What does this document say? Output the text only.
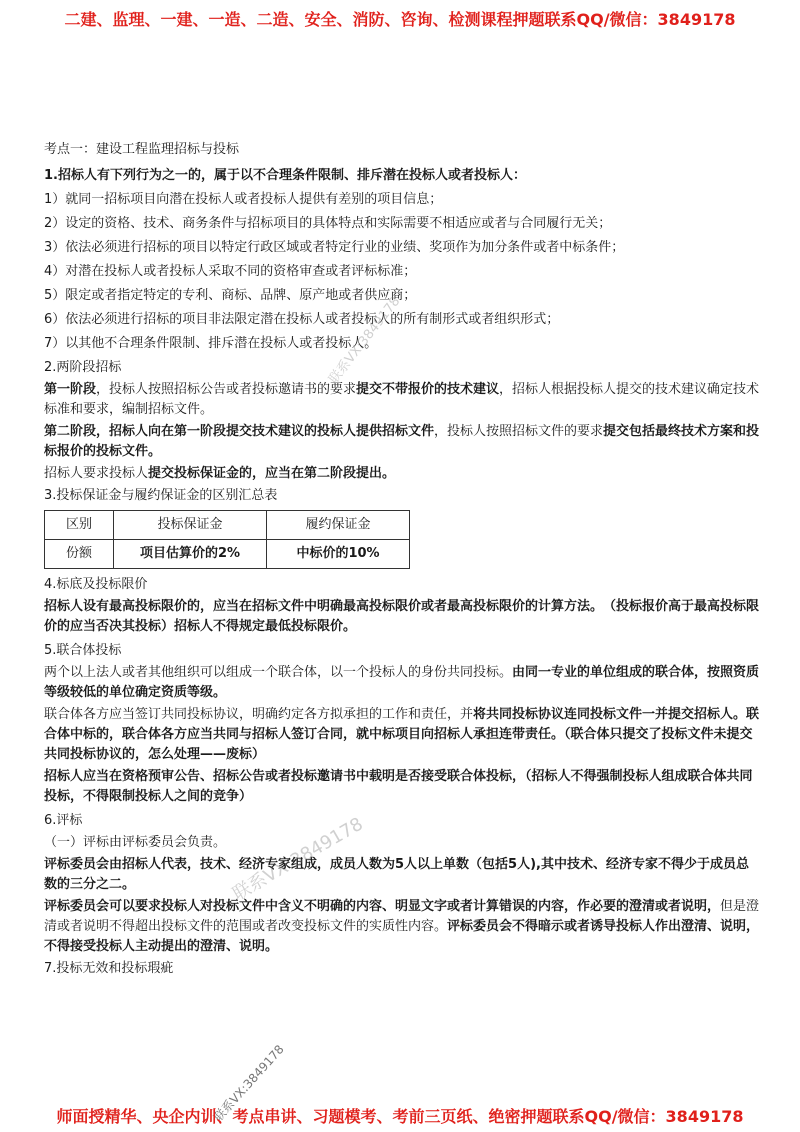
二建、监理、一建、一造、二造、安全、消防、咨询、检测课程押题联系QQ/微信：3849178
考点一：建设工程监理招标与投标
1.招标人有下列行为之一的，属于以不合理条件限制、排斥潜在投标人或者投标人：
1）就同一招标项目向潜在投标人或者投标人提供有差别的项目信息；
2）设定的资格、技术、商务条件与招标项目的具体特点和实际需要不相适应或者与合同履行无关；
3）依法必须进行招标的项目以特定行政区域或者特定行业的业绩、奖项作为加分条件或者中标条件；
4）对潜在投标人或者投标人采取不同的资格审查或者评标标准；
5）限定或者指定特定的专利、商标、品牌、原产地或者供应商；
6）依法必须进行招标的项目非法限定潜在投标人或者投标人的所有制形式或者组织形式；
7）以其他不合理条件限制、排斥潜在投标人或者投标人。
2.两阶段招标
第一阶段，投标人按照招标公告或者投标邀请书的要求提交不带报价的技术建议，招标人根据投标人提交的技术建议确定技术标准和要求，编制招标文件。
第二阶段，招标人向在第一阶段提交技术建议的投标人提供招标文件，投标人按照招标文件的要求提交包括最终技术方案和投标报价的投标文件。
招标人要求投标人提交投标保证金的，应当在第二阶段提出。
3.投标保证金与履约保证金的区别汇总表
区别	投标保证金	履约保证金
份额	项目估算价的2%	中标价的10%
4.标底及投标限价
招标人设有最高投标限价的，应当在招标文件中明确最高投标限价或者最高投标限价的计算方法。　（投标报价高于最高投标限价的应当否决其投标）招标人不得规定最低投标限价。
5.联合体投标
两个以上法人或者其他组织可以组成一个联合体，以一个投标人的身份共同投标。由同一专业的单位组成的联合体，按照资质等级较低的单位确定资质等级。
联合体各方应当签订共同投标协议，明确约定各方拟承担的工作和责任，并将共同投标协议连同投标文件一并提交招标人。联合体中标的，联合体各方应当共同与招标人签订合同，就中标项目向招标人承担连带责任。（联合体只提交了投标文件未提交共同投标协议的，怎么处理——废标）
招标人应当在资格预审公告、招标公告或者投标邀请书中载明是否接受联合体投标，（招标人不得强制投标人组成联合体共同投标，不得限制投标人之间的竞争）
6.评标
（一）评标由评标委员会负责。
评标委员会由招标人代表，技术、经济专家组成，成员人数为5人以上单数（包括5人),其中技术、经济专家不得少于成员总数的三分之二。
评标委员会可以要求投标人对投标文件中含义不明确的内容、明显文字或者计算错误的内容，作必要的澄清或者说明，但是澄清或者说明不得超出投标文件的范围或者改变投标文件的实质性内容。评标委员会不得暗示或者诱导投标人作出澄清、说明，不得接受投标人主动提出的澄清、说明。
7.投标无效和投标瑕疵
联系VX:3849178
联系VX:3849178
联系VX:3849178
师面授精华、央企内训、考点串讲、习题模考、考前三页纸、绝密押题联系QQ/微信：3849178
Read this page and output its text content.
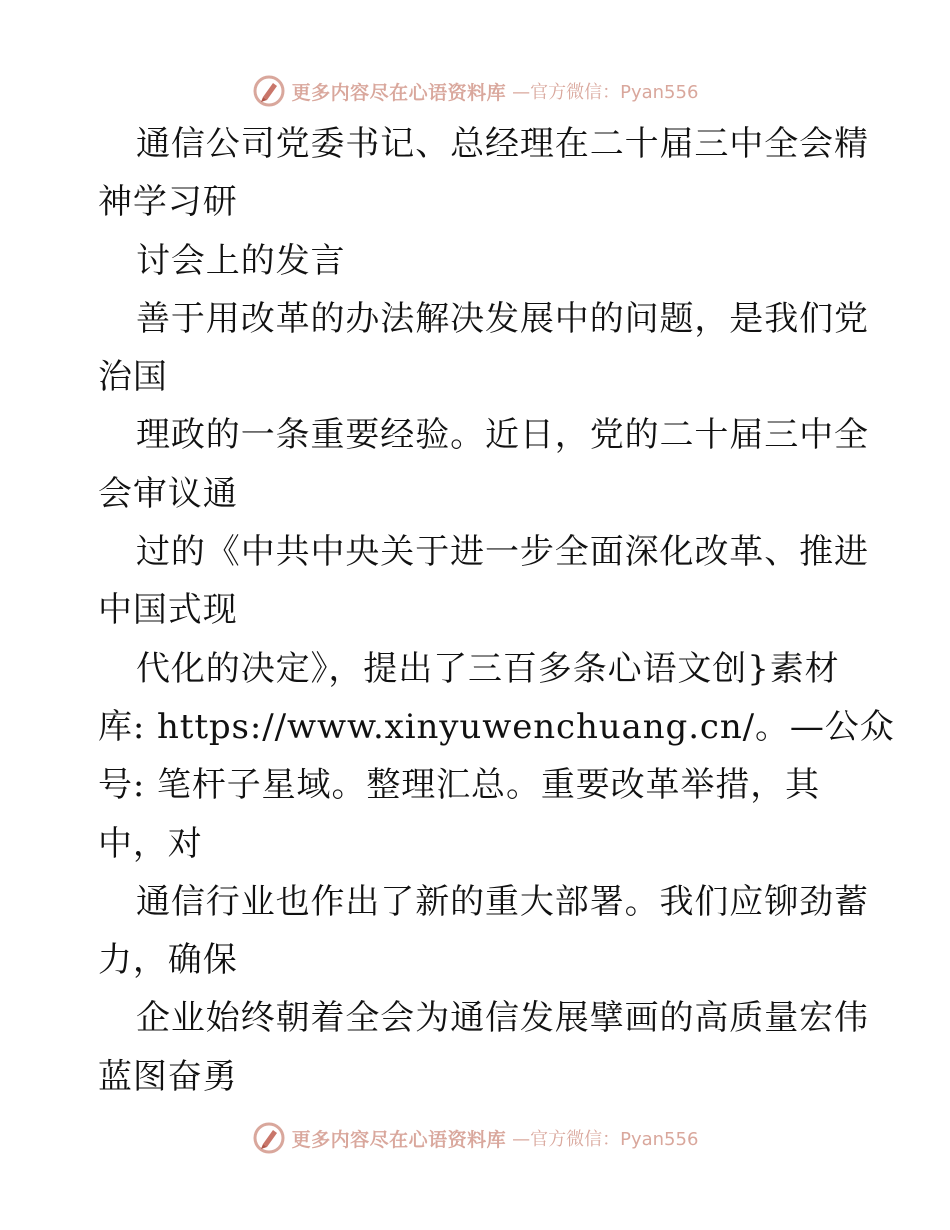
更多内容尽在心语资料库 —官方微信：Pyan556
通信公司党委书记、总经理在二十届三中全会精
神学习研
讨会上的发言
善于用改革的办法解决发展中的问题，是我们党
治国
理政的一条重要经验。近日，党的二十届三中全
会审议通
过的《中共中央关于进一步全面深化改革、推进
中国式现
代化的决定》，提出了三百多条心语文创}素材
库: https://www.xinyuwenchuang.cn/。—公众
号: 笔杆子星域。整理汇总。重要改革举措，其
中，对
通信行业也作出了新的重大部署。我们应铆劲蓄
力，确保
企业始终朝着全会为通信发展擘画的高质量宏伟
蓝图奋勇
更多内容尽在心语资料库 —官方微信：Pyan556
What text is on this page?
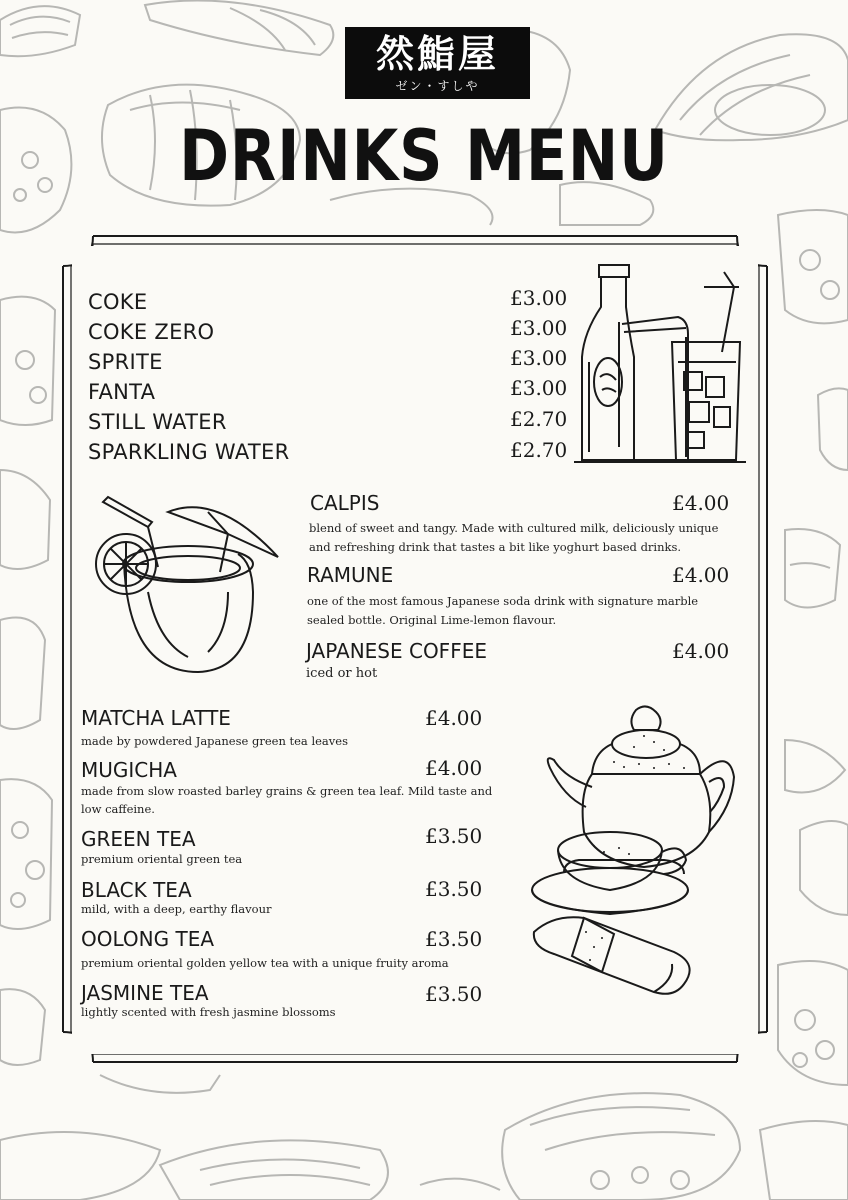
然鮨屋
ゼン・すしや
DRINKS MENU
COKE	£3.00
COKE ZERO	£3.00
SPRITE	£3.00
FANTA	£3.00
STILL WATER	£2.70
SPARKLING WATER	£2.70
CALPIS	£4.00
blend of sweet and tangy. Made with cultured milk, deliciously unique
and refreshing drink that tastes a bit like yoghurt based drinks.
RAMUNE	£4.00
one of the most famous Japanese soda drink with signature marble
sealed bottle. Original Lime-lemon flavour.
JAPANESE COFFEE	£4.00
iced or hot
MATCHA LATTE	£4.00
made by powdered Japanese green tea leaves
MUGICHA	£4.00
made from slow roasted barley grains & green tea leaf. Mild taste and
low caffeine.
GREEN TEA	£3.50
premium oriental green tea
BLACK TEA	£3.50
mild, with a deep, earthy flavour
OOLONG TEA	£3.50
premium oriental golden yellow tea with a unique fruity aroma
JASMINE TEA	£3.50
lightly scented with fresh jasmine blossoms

### Short exercise
Word for word, quote the lines above. Omit the pictures.

### Result
What does this document say? Output the text only.
二建、监理、一建、一造、二造、安全、消防、咨询、检测课程押题联系QQ/微信：3849178
考点一：建设工程监理招标与投标
1.招标人有下列行为之一的，属于以不合理条件限制、排斥潜在投标人或者投标人：
1）就同一招标项目向潜在投标人或者投标人提供有差别的项目信息；
2）设定的资格、技术、商务条件与招标项目的具体特点和实际需要不相适应或者与合同履行无关；
3）依法必须进行招标的项目以特定行政区域或者特定行业的业绩、奖项作为加分条件或者中标条件；
4）对潜在投标人或者投标人采取不同的资格审查或者评标标准；
5）限定或者指定特定的专利、商标、品牌、原产地或者供应商；
6）依法必须进行招标的项目非法限定潜在投标人或者投标人的所有制形式或者组织形式；
7）以其他不合理条件限制、排斥潜在投标人或者投标人。
2.两阶段招标
第一阶段，投标人按照招标公告或者投标邀请书的要求提交不带报价的技术建议，招标人根据投标人提交的技术建议确定技术标准和要求，编制招标文件。
第二阶段，招标人向在第一阶段提交技术建议的投标人提供招标文件，投标人按照招标文件的要求提交包括最终技术方案和投标报价的投标文件。
招标人要求投标人提交投标保证金的，应当在第二阶段提出。
3.投标保证金与履约保证金的区别汇总表
区别	投标保证金	履约保证金
份额	项目估算价的2%	中标价的10%
4.标底及投标限价
招标人设有最高投标限价的，应当在招标文件中明确最高投标限价或者最高投标限价的计算方法。　（投标报价高于最高投标限价的应当否决其投标）招标人不得规定最低投标限价。
5.联合体投标
两个以上法人或者其他组织可以组成一个联合体，以一个投标人的身份共同投标。由同一专业的单位组成的联合体，按照资质等级较低的单位确定资质等级。
联合体各方应当签订共同投标协议，明确约定各方拟承担的工作和责任，并将共同投标协议连同投标文件一并提交招标人。联合体中标的，联合体各方应当共同与招标人签订合同，就中标项目向招标人承担连带责任。（联合体只提交了投标文件未提交共同投标协议的，怎么处理——废标）
招标人应当在资格预审公告、招标公告或者投标邀请书中载明是否接受联合体投标，（招标人不得强制投标人组成联合体共同投标，不得限制投标人之间的竞争）
6.评标
（一）评标由评标委员会负责。
评标委员会由招标人代表，技术、经济专家组成，成员人数为5人以上单数（包括5人),其中技术、经济专家不得少于成员总数的三分之二。
评标委员会可以要求投标人对投标文件中含义不明确的内容、明显文字或者计算错误的内容，作必要的澄清或者说明，但是澄清或者说明不得超出投标文件的范围或者改变投标文件的实质性内容。评标委员会不得暗示或者诱导投标人作出澄清、说明，不得接受投标人主动提出的澄清、说明。
7.投标无效和投标瑕疵
联系VX:3849178
联系VX:3849178
联系VX:3849178
师面授精华、央企内训、考点串讲、习题模考、考前三页纸、绝密押题联系QQ/微信：3849178
Read this page and output its text content.
更多内容尽在心语资料库 —官方微信：Pyan556
通信公司党委书记、总经理在二十届三中全会精
神学习研
讨会上的发言
善于用改革的办法解决发展中的问题，是我们党
治国
理政的一条重要经验。近日，党的二十届三中全
会审议通
过的《中共中央关于进一步全面深化改革、推进
中国式现
代化的决定》，提出了三百多条心语文创}素材
库: https://www.xinyuwenchuang.cn/。—公众
号: 笔杆子星域。整理汇总。重要改革举措，其
中，对
通信行业也作出了新的重大部署。我们应铆劲蓄
力，确保
企业始终朝着全会为通信发展擘画的高质量宏伟
蓝图奋勇
更多内容尽在心语资料库 —官方微信：Pyan556
What text is on this page?
然鮨屋
ゼン・すしや
DRINKS MENU
COKE	£3.00
COKE ZERO	£3.00
SPRITE	£3.00
FANTA	£3.00
STILL WATER	£2.70
SPARKLING WATER	£2.70
CALPIS	£4.00
blend of sweet and tangy. Made with cultured milk, deliciously unique
and refreshing drink that tastes a bit like yoghurt based drinks.
RAMUNE	£4.00
one of the most famous Japanese soda drink with signature marble
sealed bottle. Original Lime-lemon flavour.
JAPANESE COFFEE	£4.00
iced or hot
MATCHA LATTE	£4.00
made by powdered Japanese green tea leaves
MUGICHA	£4.00
made from slow roasted barley grains & green tea leaf. Mild taste and
low caffeine.
GREEN TEA	£3.50
premium oriental green tea
BLACK TEA	£3.50
mild, with a deep, earthy flavour
OOLONG TEA	£3.50
premium oriental golden yellow tea with a unique fruity aroma
JASMINE TEA	£3.50
lightly scented with fresh jasmine blossoms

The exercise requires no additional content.